• Records supplied:
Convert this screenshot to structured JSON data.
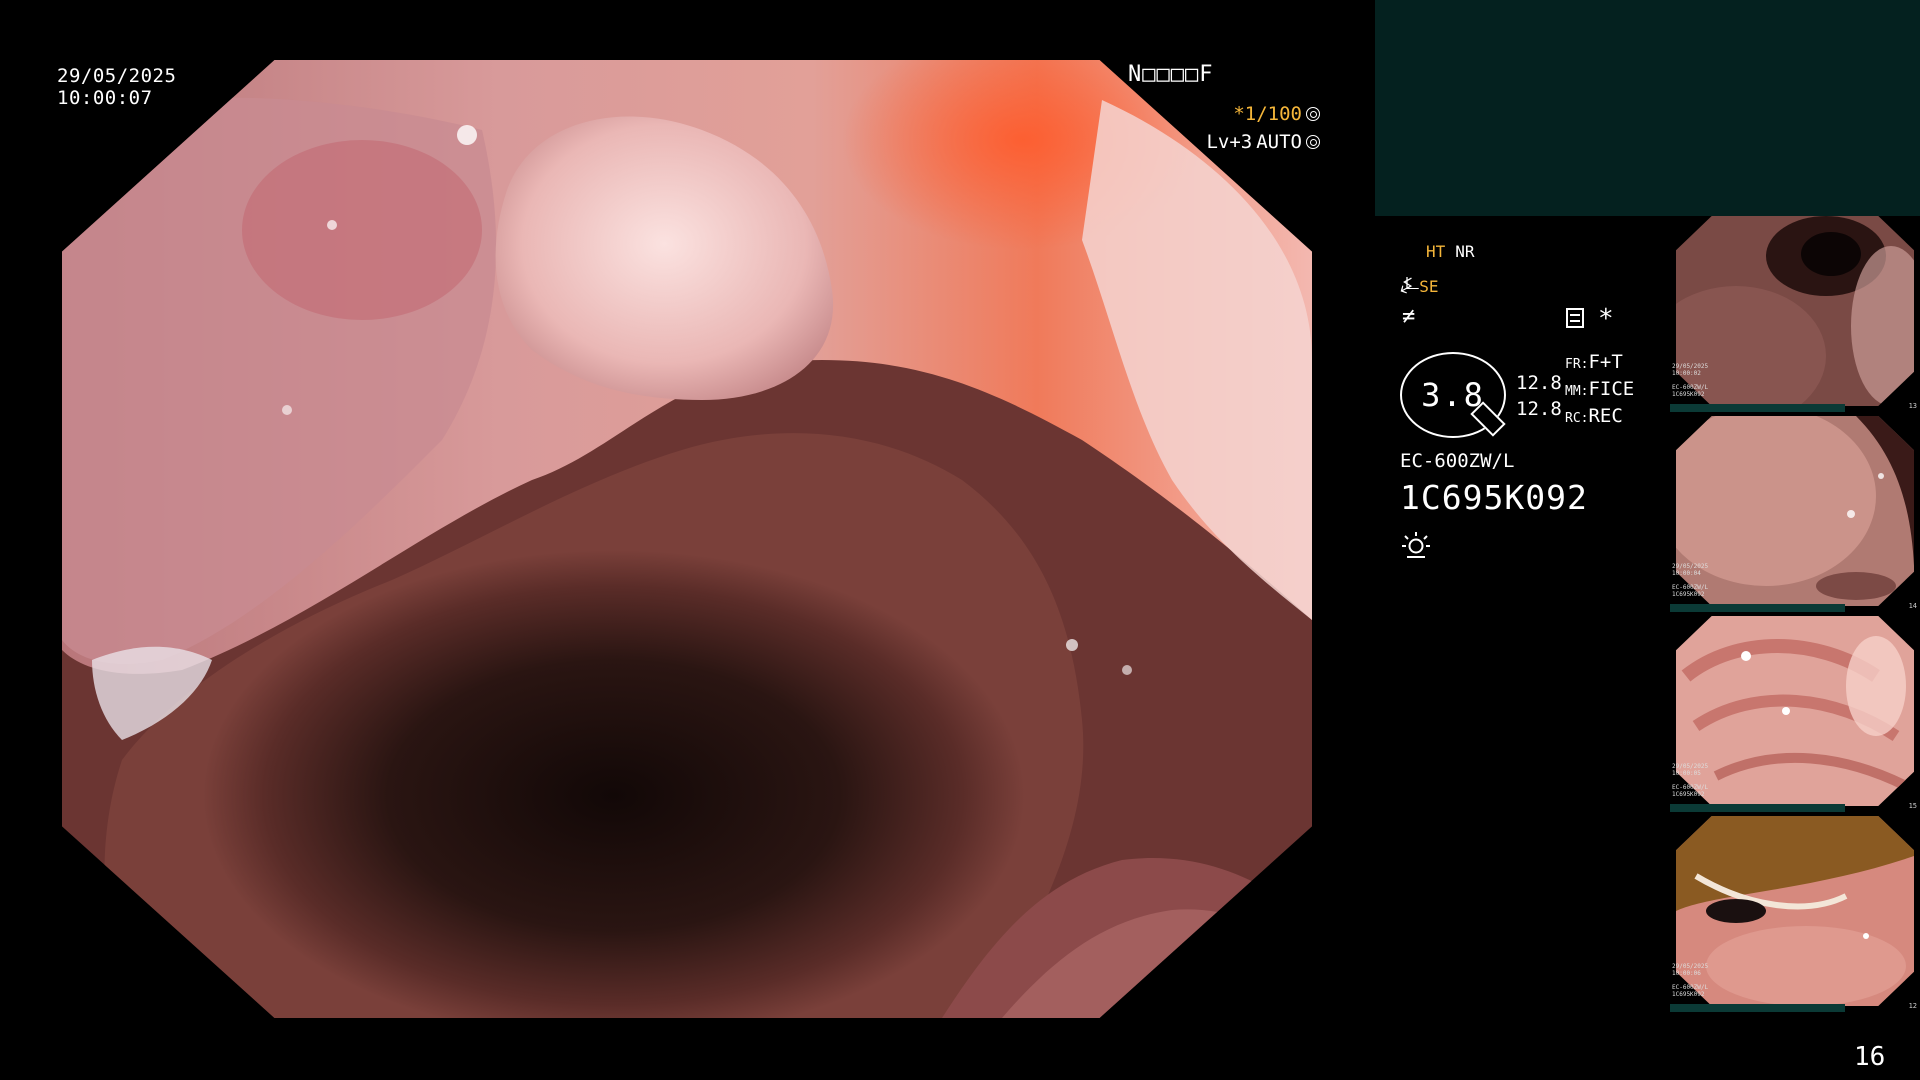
{
  "overlay": {
    "date": "29/05/2025",
    "time": "10:00:07",
    "status_code": "N□□□□F",
    "shutter": "*1/100",
    "level": "Lv+3",
    "auto_label": "AUTO"
  },
  "panel": {
    "mode_ht": "HT",
    "mode_nr": "NR",
    "mode_se": "SE",
    "se_prefix_glyph": "⍼",
    "f_glyph": "≠",
    "asterisk": "*",
    "zoom": "3.8",
    "nums": [
      "12.8",
      "12.8"
    ],
    "params": [
      {
        "key": "FR:",
        "value": "F+T"
      },
      {
        "key": "MM:",
        "value": "FICE"
      },
      {
        "key": "RC:",
        "value": "REC"
      }
    ],
    "scope_model": "EC-600ZW/L",
    "serial": "1C695K092"
  },
  "thumbnails": [
    {
      "index": "13",
      "caption": "29/05/2025\n10:00:02\n\nEC-600ZW/L\n1C695K092"
    },
    {
      "index": "14",
      "caption": "29/05/2025\n10:00:04\n\nEC-600ZW/L\n1C695K092"
    },
    {
      "index": "15",
      "caption": "29/05/2025\n10:00:05\n\nEC-600ZW/L\n1C695K092"
    },
    {
      "index": "12",
      "caption": "29/05/2025\n10:00:06\n\nEC-600ZW/L\n1C695K092"
    }
  ],
  "page_number": "16",
  "colors": {
    "background": "#000000",
    "accent_orange": "#f5b63a",
    "teal_box": "#04211f",
    "thumb_bar": "#0b3a36"
  }
}
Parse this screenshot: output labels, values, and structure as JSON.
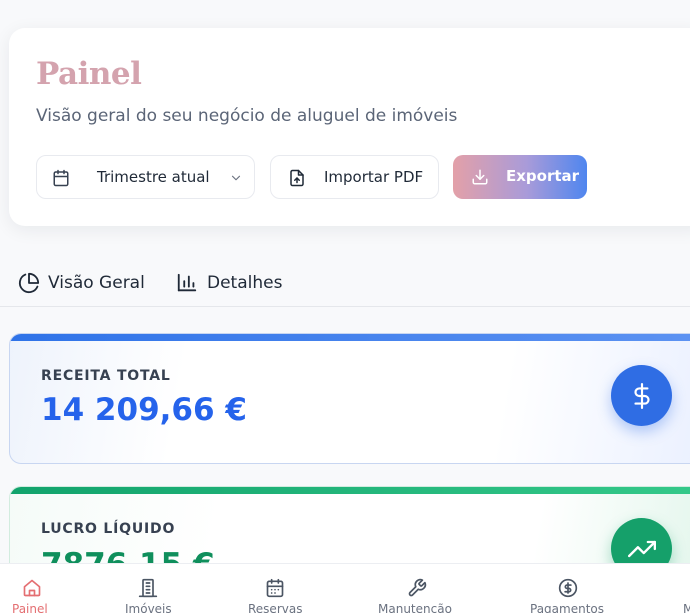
{
  "header": {
    "title": "Painel",
    "subtitle": "Visão geral do seu negócio de aluguel de imóveis",
    "period_select": {
      "value": "Trimestre atual"
    },
    "import_button": "Importar PDF",
    "export_button": "Exportar"
  },
  "tabs": [
    {
      "label": "Visão Geral",
      "icon": "pie-chart-icon",
      "active": true
    },
    {
      "label": "Detalhes",
      "icon": "bar-chart-icon",
      "active": false
    }
  ],
  "stats": {
    "revenue": {
      "label": "RECEITA TOTAL",
      "value": "14 209,66 €",
      "icon": "dollar-icon",
      "color": "#2563eb"
    },
    "profit": {
      "label": "LUCRO LÍQUIDO",
      "value": "7876,15 €",
      "icon": "trending-up-icon",
      "color": "#0f8f5c"
    }
  },
  "bottom_nav": [
    {
      "label": "Painel",
      "icon": "home-icon",
      "active": true
    },
    {
      "label": "Imóveis",
      "icon": "building-icon",
      "active": false
    },
    {
      "label": "Reservas",
      "icon": "calendar-icon",
      "active": false
    },
    {
      "label": "Manutenção",
      "icon": "wrench-icon",
      "active": false
    },
    {
      "label": "Pagamentos",
      "icon": "dollar-circle-icon",
      "active": false
    },
    {
      "label": "M",
      "icon": "more-icon",
      "active": false
    }
  ],
  "colors": {
    "title": "#d4a3ae",
    "accent_blue": "#2f6de4",
    "accent_green": "#15a06a",
    "active_nav": "#e46f72"
  }
}
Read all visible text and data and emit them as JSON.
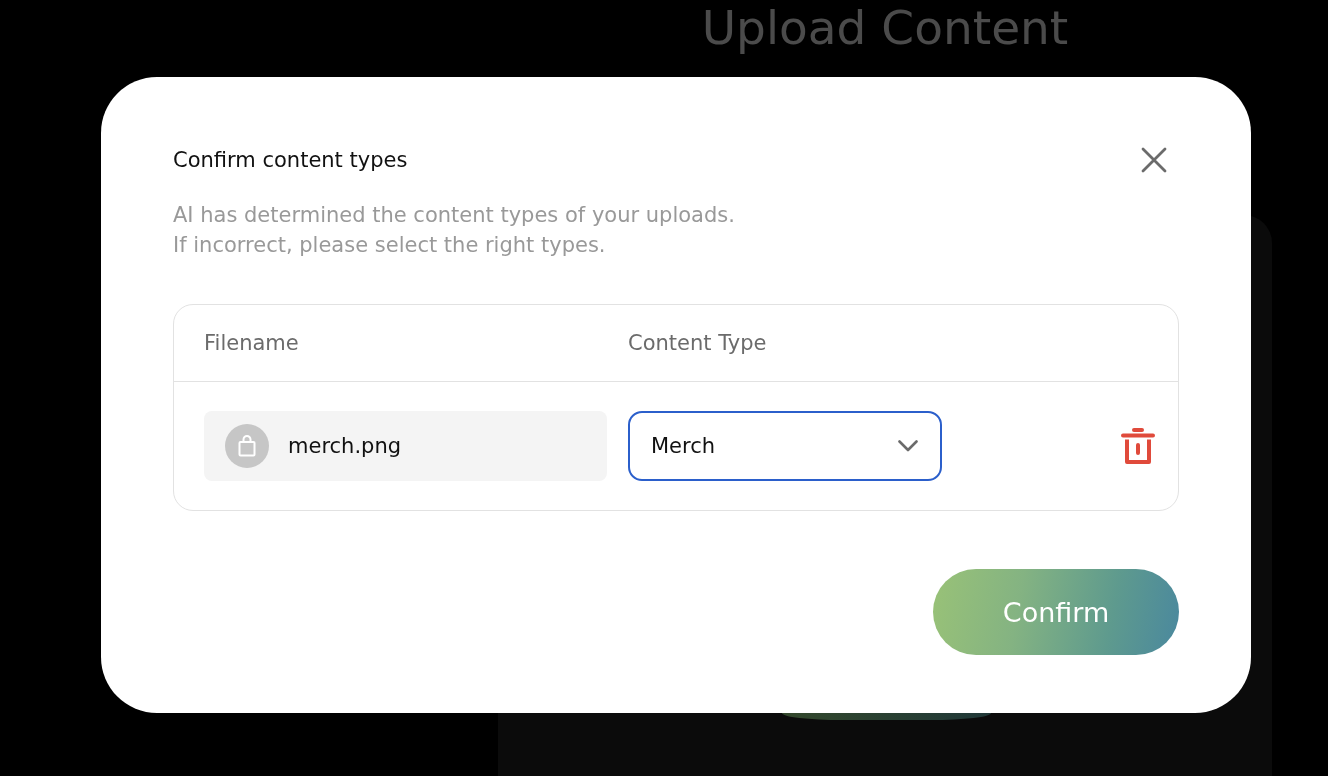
{
  "background": {
    "heading": "Upload Content"
  },
  "dialog": {
    "title": "Confirm content types",
    "description": [
      "AI has determined the content types of your uploads.",
      "If incorrect, please select the right types."
    ],
    "table": {
      "columns": [
        "Filename",
        "Content Type"
      ],
      "rows": [
        {
          "filename": "merch.png",
          "content_type": "Merch",
          "focused": true
        }
      ]
    },
    "buttons": [
      "Confirm"
    ]
  }
}
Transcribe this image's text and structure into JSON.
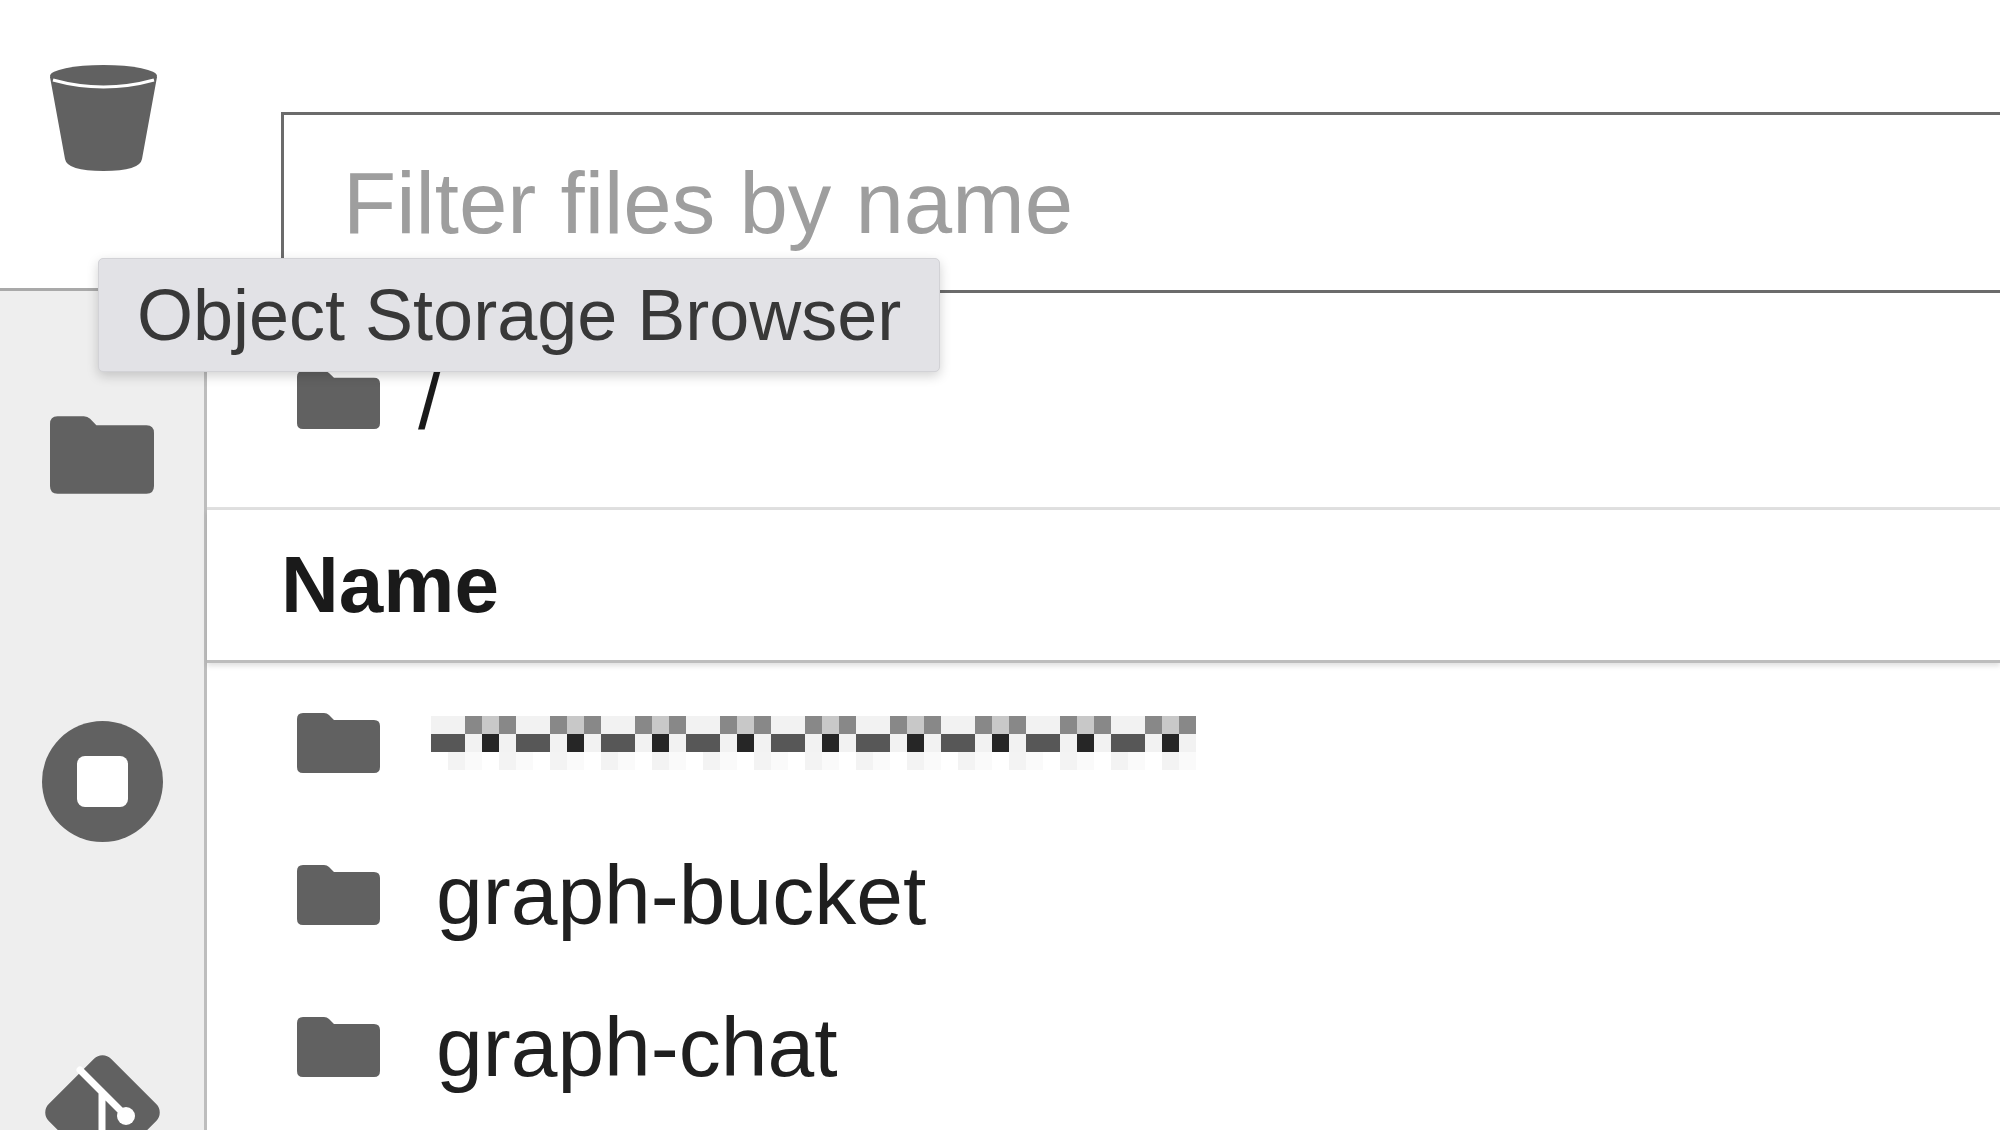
{
  "sidebar": {
    "tabs": [
      {
        "kind": "bucket",
        "selected": true
      },
      {
        "kind": "folder",
        "selected": false
      },
      {
        "kind": "running",
        "selected": false
      },
      {
        "kind": "git",
        "selected": false
      }
    ]
  },
  "tooltip": {
    "text": "Object Storage Browser"
  },
  "filter": {
    "placeholder": "Filter files by name"
  },
  "breadcrumb": {
    "path": "/"
  },
  "file_list": {
    "columns": [
      {
        "label": "Name"
      }
    ],
    "rows": [
      {
        "redacted": true
      },
      {
        "name": "graph-bucket",
        "redacted": false
      },
      {
        "name": "graph-chat",
        "redacted": false
      }
    ]
  }
}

• Task brief: Copy the records above exactly. The pictures are not part of the copy.

• Answer to this exercise:
Convert this screenshot to structured JSON data.
{
  "overlay": {
    "date": "29/05/2025",
    "time": "10:00:07",
    "status_code": "N□□□□F",
    "shutter": "*1/100",
    "level": "Lv+3",
    "auto_label": "AUTO"
  },
  "panel": {
    "mode_ht": "HT",
    "mode_nr": "NR",
    "mode_se": "SE",
    "se_prefix_glyph": "⍼",
    "f_glyph": "≠",
    "asterisk": "*",
    "zoom": "3.8",
    "nums": [
      "12.8",
      "12.8"
    ],
    "params": [
      {
        "key": "FR:",
        "value": "F+T"
      },
      {
        "key": "MM:",
        "value": "FICE"
      },
      {
        "key": "RC:",
        "value": "REC"
      }
    ],
    "scope_model": "EC-600ZW/L",
    "serial": "1C695K092"
  },
  "thumbnails": [
    {
      "index": "13",
      "caption": "29/05/2025\n10:00:02\n\nEC-600ZW/L\n1C695K092"
    },
    {
      "index": "14",
      "caption": "29/05/2025\n10:00:04\n\nEC-600ZW/L\n1C695K092"
    },
    {
      "index": "15",
      "caption": "29/05/2025\n10:00:05\n\nEC-600ZW/L\n1C695K092"
    },
    {
      "index": "12",
      "caption": "29/05/2025\n10:00:06\n\nEC-600ZW/L\n1C695K092"
    }
  ],
  "page_number": "16",
  "colors": {
    "background": "#000000",
    "accent_orange": "#f5b63a",
    "teal_box": "#04211f",
    "thumb_bar": "#0b3a36"
  }
}
Parse this screenshot: output labels, values, and structure as JSON.
{
  "header": {
    "title": "Painel",
    "subtitle": "Visão geral do seu negócio de aluguel de imóveis",
    "period_select": {
      "value": "Trimestre atual"
    },
    "import_button": "Importar PDF",
    "export_button": "Exportar"
  },
  "tabs": [
    {
      "label": "Visão Geral",
      "icon": "pie-chart-icon",
      "active": true
    },
    {
      "label": "Detalhes",
      "icon": "bar-chart-icon",
      "active": false
    }
  ],
  "stats": {
    "revenue": {
      "label": "RECEITA TOTAL",
      "value": "14 209,66 €",
      "icon": "dollar-icon",
      "color": "#2563eb"
    },
    "profit": {
      "label": "LUCRO LÍQUIDO",
      "value": "7876,15 €",
      "icon": "trending-up-icon",
      "color": "#0f8f5c"
    }
  },
  "bottom_nav": [
    {
      "label": "Painel",
      "icon": "home-icon",
      "active": true
    },
    {
      "label": "Imóveis",
      "icon": "building-icon",
      "active": false
    },
    {
      "label": "Reservas",
      "icon": "calendar-icon",
      "active": false
    },
    {
      "label": "Manutenção",
      "icon": "wrench-icon",
      "active": false
    },
    {
      "label": "Pagamentos",
      "icon": "dollar-circle-icon",
      "active": false
    },
    {
      "label": "M",
      "icon": "more-icon",
      "active": false
    }
  ],
  "colors": {
    "title": "#d4a3ae",
    "accent_blue": "#2f6de4",
    "accent_green": "#15a06a",
    "active_nav": "#e46f72"
  }
}
Read all visible text and data and emit them as JSON.
{
  "background": {
    "heading": "Upload Content"
  },
  "dialog": {
    "title": "Confirm content types",
    "description": [
      "AI has determined the content types of your uploads.",
      "If incorrect, please select the right types."
    ],
    "table": {
      "columns": [
        "Filename",
        "Content Type"
      ],
      "rows": [
        {
          "filename": "merch.png",
          "content_type": "Merch",
          "focused": true
        }
      ]
    },
    "buttons": [
      "Confirm"
    ]
  }
}
Transcribe this image's text and structure into JSON.
{
  "sidebar": {
    "tabs": [
      {
        "kind": "bucket",
        "selected": true
      },
      {
        "kind": "folder",
        "selected": false
      },
      {
        "kind": "running",
        "selected": false
      },
      {
        "kind": "git",
        "selected": false
      }
    ]
  },
  "tooltip": {
    "text": "Object Storage Browser"
  },
  "filter": {
    "placeholder": "Filter files by name"
  },
  "breadcrumb": {
    "path": "/"
  },
  "file_list": {
    "columns": [
      {
        "label": "Name"
      }
    ],
    "rows": [
      {
        "redacted": true
      },
      {
        "name": "graph-bucket",
        "redacted": false
      },
      {
        "name": "graph-chat",
        "redacted": false
      }
    ]
  }
}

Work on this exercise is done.